- Work to be completed -
Copy the records below exactly, omitting any pictures they contain.

- Task material -

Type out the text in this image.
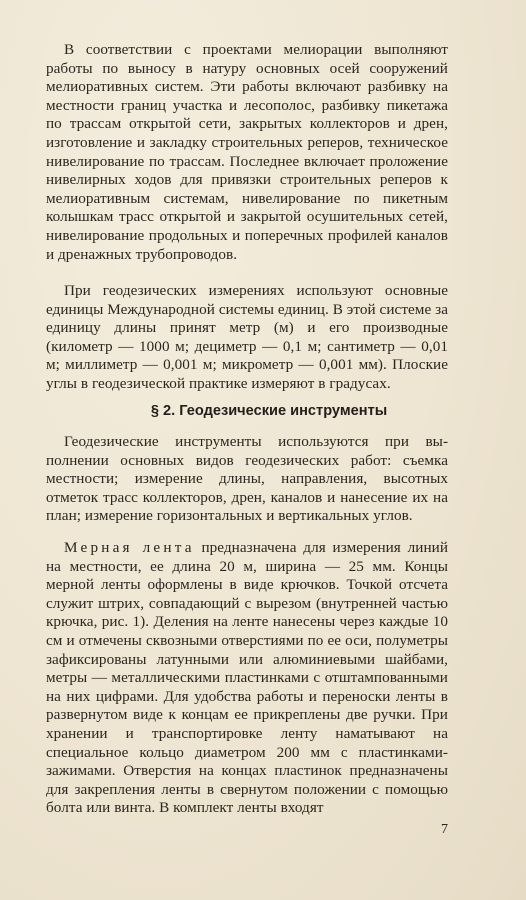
В соответствии с проектами мелиорации выполняют работы по выносу в натуру основных осей сооружений мелиоративных систем. Эти работы включают разбивку на местности границ участка и лесополос, разбивку пикетажа по трассам открытой сети, закрытых коллекторов и дрен, изготовление и закладку строительных реперов, техническое нивелирование по трассам. Последнее включает проложение нивелирных ходов для привязки строительных реперов к мелиоративным системам, нивелирование по пикетным колышкам трасс открытой и закрытой осушительных сетей, нивелирование продольных и поперечных профилей каналов и дренажных трубопроводов.

При геодезических измерениях используют основные единицы Международной системы единиц. В этой системе за единицу длины принят метр (м) и его производные (километр — 1000 м; дециметр — 0,1 м; сантиметр — 0,01 м; миллиметр — 0,001 м; микрометр — 0,001 мм). Плоские углы в геодезической практике измеряют в градусах.

§ 2. Геодезические инструменты

Геодезические инструменты используются при выполнении основных видов геодезических работ: съемка местности; измерение длины, направления, высотных отметок трасс коллекторов, дрен, каналов и нанесение их на план; измерение горизонтальных и вертикальных углов.

Мерная лента предназначена для измерения линий на местности, ее длина 20 м, ширина — 25 мм. Концы мерной ленты оформлены в виде крючков. Точкой отсчета служит штрих, совпадающий с вырезом (внутренней частью крючка, рис. 1). Деления на ленте нанесены через каждые 10 см и отмечены сквозными отверстиями по ее оси, полуметры зафиксированы латунными или алюминиевыми шайбами, метры — металлическими пластинками с отштампованными на них цифрами. Для удобства работы и переноски ленты в развернутом виде к концам ее прикреплены две ручки. При хранении и транспортировке ленту наматывают на специальное кольцо диаметром 200 мм с пластинками-зажимами. Отверстия на концах пластинок предназначены для закрепления ленты в свернутом положении с помощью болта или винта. В комплект ленты входят

7
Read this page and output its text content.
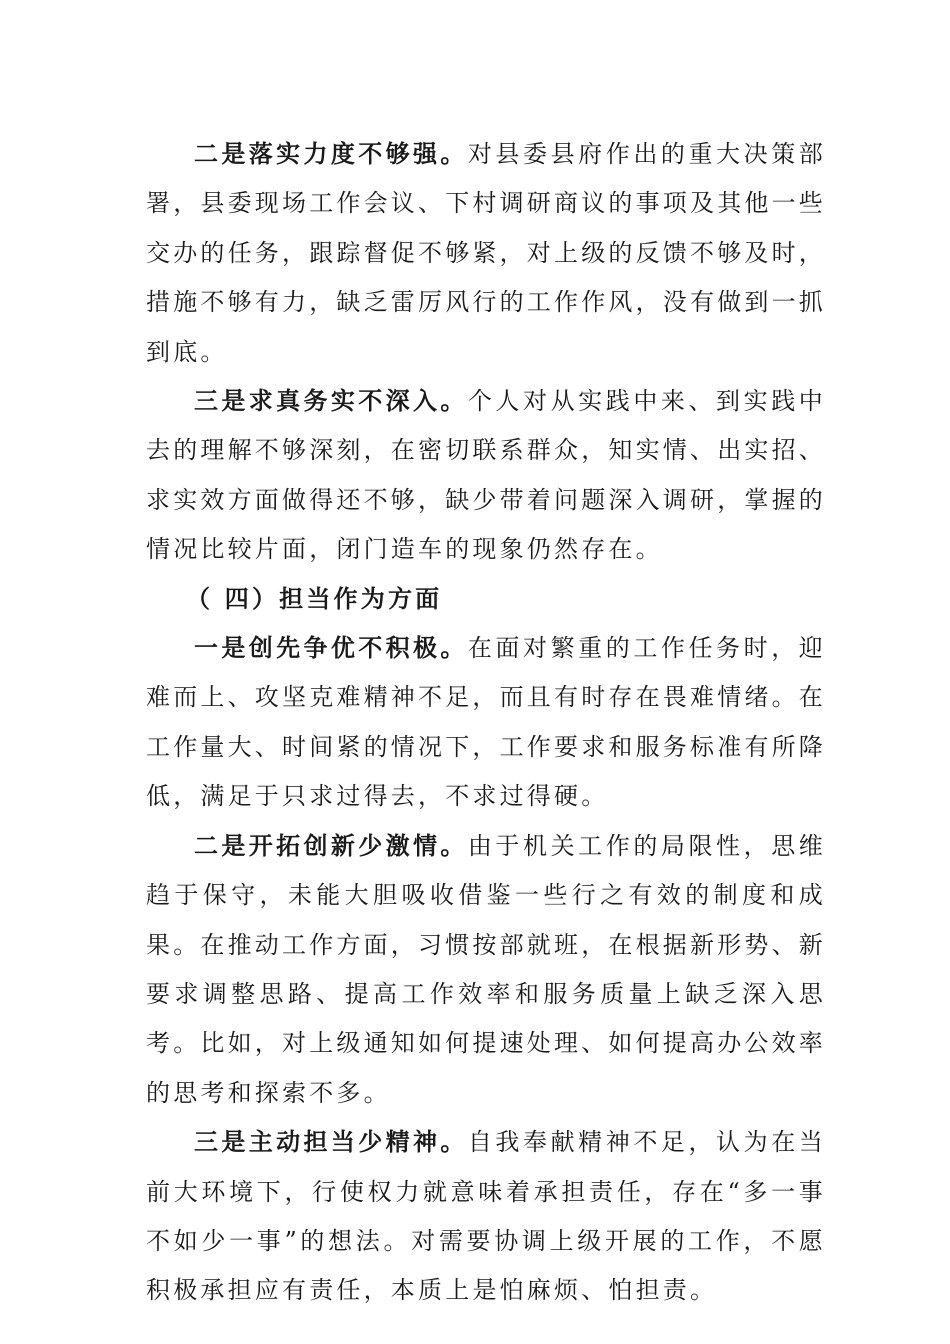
二是落实力度不够强。对县委县府作出的重大决策部署，县委现场工作会议、下村调研商议的事项及其他一些交办的任务，跟踪督促不够紧，对上级的反馈不够及时，措施不够有力，缺乏雷厉风行的工作作风，没有做到一抓到底。

三是求真务实不深入。个人对从实践中来、到实践中去的理解不够深刻，在密切联系群众，知实情、出实招、求实效方面做得还不够，缺少带着问题深入调研，掌握的情况比较片面，闭门造车的现象仍然存在。

（ 四）担当作为方面

一是创先争优不积极。在面对繁重的工作任务时，迎难而上、攻坚克难精神不足，而且有时存在畏难情绪。在工作量大、时间紧的情况下，工作要求和服务标准有所降低，满足于只求过得去，不求过得硬。

二是开拓创新少激情。由于机关工作的局限性，思维趋于保守，未能大胆吸收借鉴一些行之有效的制度和成果。在推动工作方面，习惯按部就班，在根据新形势、新要求调整思路、提高工作效率和服务质量上缺乏深入思考。比如，对上级通知如何提速处理、如何提高办公效率的思考和探索不多。

三是主动担当少精神。自我奉献精神不足，认为在当前大环境下，行使权力就意味着承担责任，存在“多一事不如少一事”的想法。对需要协调上级开展的工作，不愿积极承担应有责任，本质上是怕麻烦、怕担责。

- Task solution -
Type out the text in this image.
В соответствии с проектами мелиорации выполняют работы по выносу в натуру основных осей сооружений мелиоративных систем. Эти работы включают разбивку на местности границ участка и лесополос, разбивку пикетажа по трассам открытой сети, закрытых коллекторов и дрен, изготовление и закладку строительных реперов, техническое нивелирование по трассам. Последнее включает проложение нивелирных ходов для привязки строительных реперов к мелиоративным системам, нивелирование по пикетным колышкам трасс открытой и закрытой осушительных сетей, нивелирование продольных и поперечных профилей каналов и дренажных трубопроводов.

При геодезических измерениях используют основные единицы Международной системы единиц. В этой системе за единицу длины принят метр (м) и его производные (километр — 1000 м; дециметр — 0,1 м; сантиметр — 0,01 м; миллиметр — 0,001 м; микрометр — 0,001 мм). Плоские углы в геодезической практике измеряют в градусах.

§ 2. Геодезические инструменты

Геодезические инструменты используются при выполнении основных видов геодезических работ: съемка местности; измерение длины, направления, высотных отметок трасс коллекторов, дрен, каналов и нанесение их на план; измерение горизонтальных и вертикальных углов.

Мерная лента предназначена для измерения линий на местности, ее длина 20 м, ширина — 25 мм. Концы мерной ленты оформлены в виде крючков. Точкой отсчета служит штрих, совпадающий с вырезом (внутренней частью крючка, рис. 1). Деления на ленте нанесены через каждые 10 см и отмечены сквозными отверстиями по ее оси, полуметры зафиксированы латунными или алюминиевыми шайбами, метры — металлическими пластинками с отштампованными на них цифрами. Для удобства работы и переноски ленты в развернутом виде к концам ее прикреплены две ручки. При хранении и транспортировке ленту наматывают на специальное кольцо диаметром 200 мм с пластинками-зажимами. Отверстия на концах пластинок предназначены для закрепления ленты в свернутом положении с помощью болта или винта. В комплект ленты входят

7
Read this page and output its text content.
二是落实力度不够强。对县委县府作出的重大决策部署，县委现场工作会议、下村调研商议的事项及其他一些交办的任务，跟踪督促不够紧，对上级的反馈不够及时，措施不够有力，缺乏雷厉风行的工作作风，没有做到一抓到底。

三是求真务实不深入。个人对从实践中来、到实践中去的理解不够深刻，在密切联系群众，知实情、出实招、求实效方面做得还不够，缺少带着问题深入调研，掌握的情况比较片面，闭门造车的现象仍然存在。

（ 四）担当作为方面

一是创先争优不积极。在面对繁重的工作任务时，迎难而上、攻坚克难精神不足，而且有时存在畏难情绪。在工作量大、时间紧的情况下，工作要求和服务标准有所降低，满足于只求过得去，不求过得硬。

二是开拓创新少激情。由于机关工作的局限性，思维趋于保守，未能大胆吸收借鉴一些行之有效的制度和成果。在推动工作方面，习惯按部就班，在根据新形势、新要求调整思路、提高工作效率和服务质量上缺乏深入思考。比如，对上级通知如何提速处理、如何提高办公效率的思考和探索不多。

三是主动担当少精神。自我奉献精神不足，认为在当前大环境下，行使权力就意味着承担责任，存在“多一事不如少一事”的想法。对需要协调上级开展的工作，不愿积极承担应有责任，本质上是怕麻烦、怕担责。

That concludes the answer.